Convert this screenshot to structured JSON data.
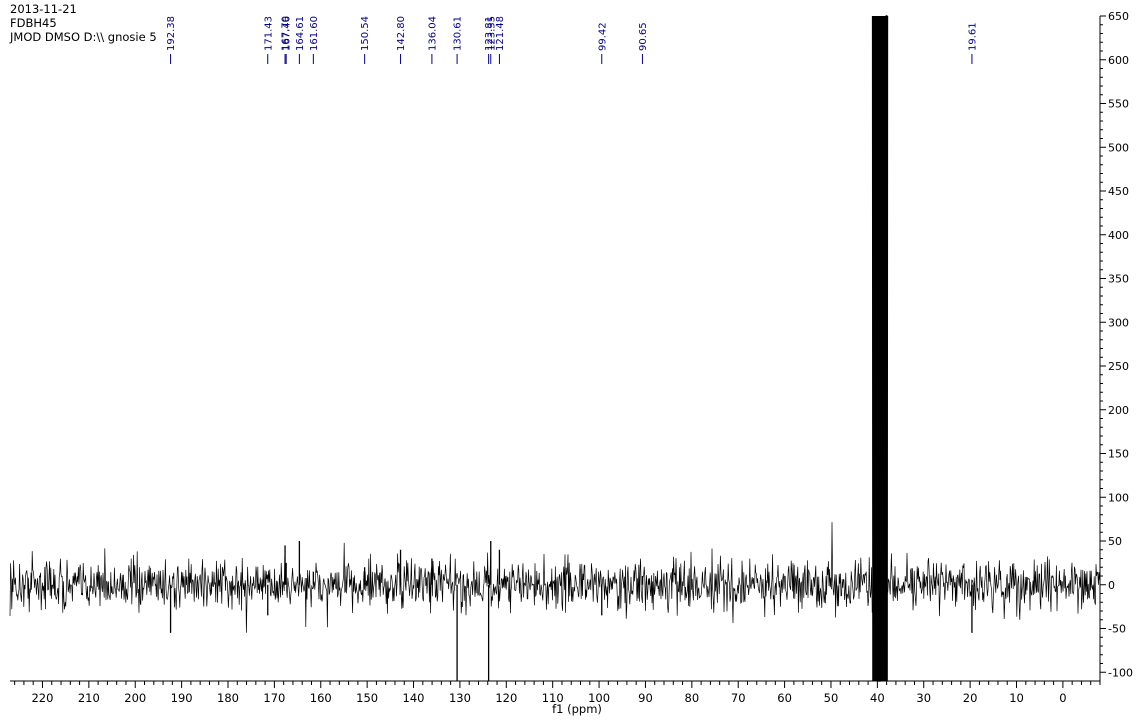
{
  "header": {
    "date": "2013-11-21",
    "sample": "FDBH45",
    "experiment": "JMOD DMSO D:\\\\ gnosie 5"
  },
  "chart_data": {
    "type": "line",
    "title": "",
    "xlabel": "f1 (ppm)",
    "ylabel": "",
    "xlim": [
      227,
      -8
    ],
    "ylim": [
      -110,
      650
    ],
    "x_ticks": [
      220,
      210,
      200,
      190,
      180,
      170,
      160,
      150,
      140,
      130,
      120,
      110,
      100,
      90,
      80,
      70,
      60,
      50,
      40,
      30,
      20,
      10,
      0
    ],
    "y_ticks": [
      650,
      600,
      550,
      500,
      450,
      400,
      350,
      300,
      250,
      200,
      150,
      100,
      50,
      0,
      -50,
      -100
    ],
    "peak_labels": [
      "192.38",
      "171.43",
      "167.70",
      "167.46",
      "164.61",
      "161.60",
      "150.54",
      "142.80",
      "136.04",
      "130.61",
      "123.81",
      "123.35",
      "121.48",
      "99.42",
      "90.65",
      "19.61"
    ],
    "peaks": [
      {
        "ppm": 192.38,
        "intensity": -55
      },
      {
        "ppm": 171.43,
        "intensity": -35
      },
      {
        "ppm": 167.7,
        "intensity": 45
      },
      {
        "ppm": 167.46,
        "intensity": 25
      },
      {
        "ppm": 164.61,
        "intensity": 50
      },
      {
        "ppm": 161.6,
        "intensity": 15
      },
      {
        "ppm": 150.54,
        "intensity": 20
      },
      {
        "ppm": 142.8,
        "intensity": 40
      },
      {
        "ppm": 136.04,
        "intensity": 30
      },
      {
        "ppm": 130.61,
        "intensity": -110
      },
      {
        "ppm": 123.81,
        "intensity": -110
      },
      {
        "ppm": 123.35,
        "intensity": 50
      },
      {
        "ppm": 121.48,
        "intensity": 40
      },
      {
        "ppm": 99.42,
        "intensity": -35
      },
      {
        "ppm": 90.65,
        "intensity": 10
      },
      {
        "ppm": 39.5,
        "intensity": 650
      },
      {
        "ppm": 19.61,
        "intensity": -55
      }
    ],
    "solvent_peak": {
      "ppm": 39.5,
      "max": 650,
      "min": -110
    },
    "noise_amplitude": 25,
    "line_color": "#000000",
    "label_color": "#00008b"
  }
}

▸ **Given task**
Transcribe the whole listing exactly. Pictures are excluded.

▸ **Written response**
Convert this screenshot to structured JSON data.
{
  "header": {
    "date": "2013-11-21",
    "sample": "FDBH45",
    "experiment": "JMOD DMSO D:\\\\ gnosie 5"
  },
  "chart_data": {
    "type": "line",
    "title": "",
    "xlabel": "f1 (ppm)",
    "ylabel": "",
    "xlim": [
      227,
      -8
    ],
    "ylim": [
      -110,
      650
    ],
    "x_ticks": [
      220,
      210,
      200,
      190,
      180,
      170,
      160,
      150,
      140,
      130,
      120,
      110,
      100,
      90,
      80,
      70,
      60,
      50,
      40,
      30,
      20,
      10,
      0
    ],
    "y_ticks": [
      650,
      600,
      550,
      500,
      450,
      400,
      350,
      300,
      250,
      200,
      150,
      100,
      50,
      0,
      -50,
      -100
    ],
    "peak_labels": [
      "192.38",
      "171.43",
      "167.70",
      "167.46",
      "164.61",
      "161.60",
      "150.54",
      "142.80",
      "136.04",
      "130.61",
      "123.81",
      "123.35",
      "121.48",
      "99.42",
      "90.65",
      "19.61"
    ],
    "peaks": [
      {
        "ppm": 192.38,
        "intensity": -55
      },
      {
        "ppm": 171.43,
        "intensity": -35
      },
      {
        "ppm": 167.7,
        "intensity": 45
      },
      {
        "ppm": 167.46,
        "intensity": 25
      },
      {
        "ppm": 164.61,
        "intensity": 50
      },
      {
        "ppm": 161.6,
        "intensity": 15
      },
      {
        "ppm": 150.54,
        "intensity": 20
      },
      {
        "ppm": 142.8,
        "intensity": 40
      },
      {
        "ppm": 136.04,
        "intensity": 30
      },
      {
        "ppm": 130.61,
        "intensity": -110
      },
      {
        "ppm": 123.81,
        "intensity": -110
      },
      {
        "ppm": 123.35,
        "intensity": 50
      },
      {
        "ppm": 121.48,
        "intensity": 40
      },
      {
        "ppm": 99.42,
        "intensity": -35
      },
      {
        "ppm": 90.65,
        "intensity": 10
      },
      {
        "ppm": 39.5,
        "intensity": 650
      },
      {
        "ppm": 19.61,
        "intensity": -55
      }
    ],
    "solvent_peak": {
      "ppm": 39.5,
      "max": 650,
      "min": -110
    },
    "noise_amplitude": 25,
    "line_color": "#000000",
    "label_color": "#00008b"
  }
}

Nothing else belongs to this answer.